## START Provided records
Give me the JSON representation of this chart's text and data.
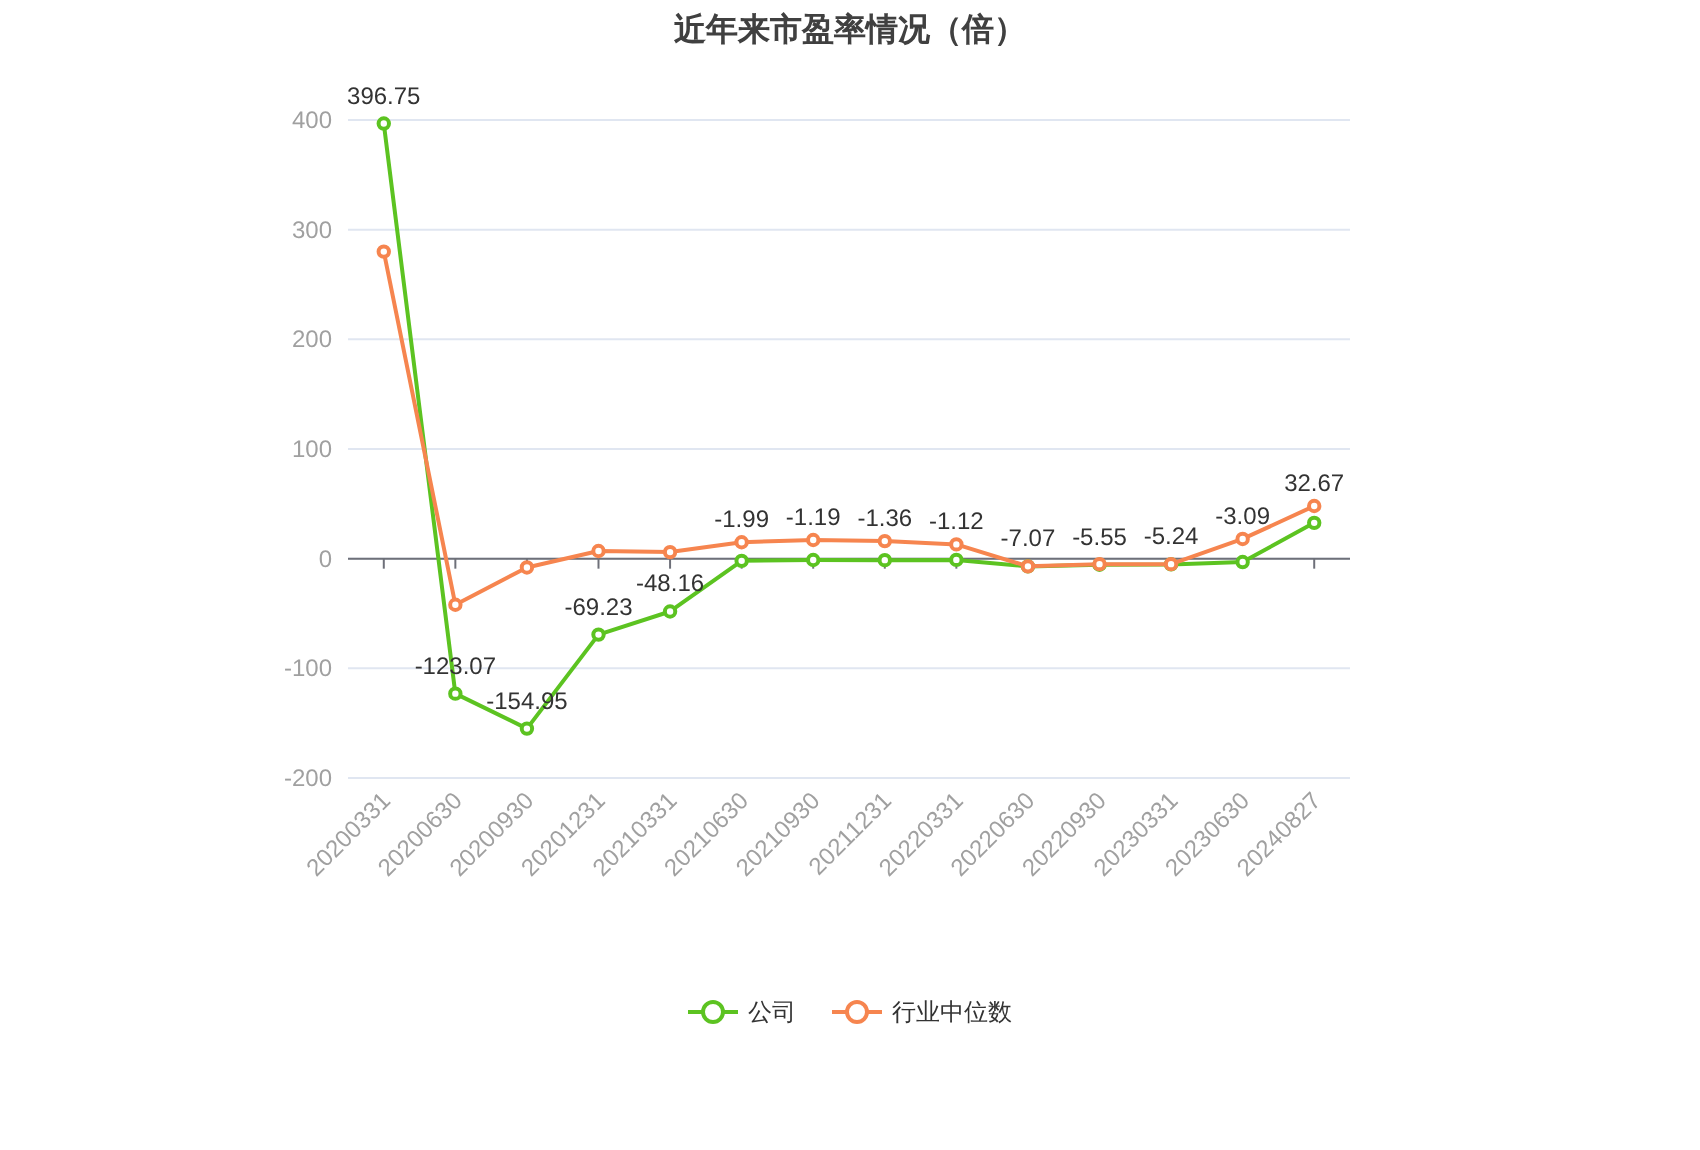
{
  "chart_data": {
    "type": "line",
    "title": "近年来市盈率情况（倍）",
    "categories": [
      "20200331",
      "20200630",
      "20200930",
      "20201231",
      "20210331",
      "20210630",
      "20210930",
      "20211231",
      "20220331",
      "20220630",
      "20220930",
      "20230331",
      "20230630",
      "20240827"
    ],
    "series": [
      {
        "name": "公司",
        "color": "#5cc321",
        "values": [
          396.75,
          -123.07,
          -154.95,
          -69.23,
          -48.16,
          -1.99,
          -1.19,
          -1.36,
          -1.12,
          -7.07,
          -5.55,
          -5.24,
          -3.09,
          32.67
        ],
        "value_labels": [
          "396.75",
          "-123.07",
          "-154.95",
          "-69.23",
          "-48.16",
          "-1.99",
          "-1.19",
          "-1.36",
          "-1.12",
          "-7.07",
          "-5.55",
          "-5.24",
          "-3.09",
          "32.67"
        ]
      },
      {
        "name": "行业中位数",
        "color": "#f6854f",
        "values": [
          280,
          -42,
          -8,
          7,
          6,
          15,
          17,
          16,
          13,
          -7,
          -5,
          -5,
          18,
          48
        ]
      }
    ],
    "ylim": [
      -200,
      400
    ],
    "yticks": [
      -200,
      -100,
      0,
      100,
      200,
      300,
      400
    ],
    "grid": "y",
    "legend": "bottom",
    "marker": "circle",
    "line_style": "solid"
  }
}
## END Provided records
(What to work on)
The records above are to be reproduced exactly; the pictures are to be left out.

(Solution to this task)
Give me the JSON representation of this chart's text and data.
{
  "chart_data": {
    "type": "line",
    "title": "近年来市盈率情况（倍）",
    "categories": [
      "20200331",
      "20200630",
      "20200930",
      "20201231",
      "20210331",
      "20210630",
      "20210930",
      "20211231",
      "20220331",
      "20220630",
      "20220930",
      "20230331",
      "20230630",
      "20240827"
    ],
    "series": [
      {
        "name": "公司",
        "color": "#5cc321",
        "values": [
          396.75,
          -123.07,
          -154.95,
          -69.23,
          -48.16,
          -1.99,
          -1.19,
          -1.36,
          -1.12,
          -7.07,
          -5.55,
          -5.24,
          -3.09,
          32.67
        ],
        "value_labels": [
          "396.75",
          "-123.07",
          "-154.95",
          "-69.23",
          "-48.16",
          "-1.99",
          "-1.19",
          "-1.36",
          "-1.12",
          "-7.07",
          "-5.55",
          "-5.24",
          "-3.09",
          "32.67"
        ]
      },
      {
        "name": "行业中位数",
        "color": "#f6854f",
        "values": [
          280,
          -42,
          -8,
          7,
          6,
          15,
          17,
          16,
          13,
          -7,
          -5,
          -5,
          18,
          48
        ]
      }
    ],
    "ylim": [
      -200,
      400
    ],
    "yticks": [
      -200,
      -100,
      0,
      100,
      200,
      300,
      400
    ],
    "grid": "y",
    "legend": "bottom",
    "marker": "circle",
    "line_style": "solid"
  }
}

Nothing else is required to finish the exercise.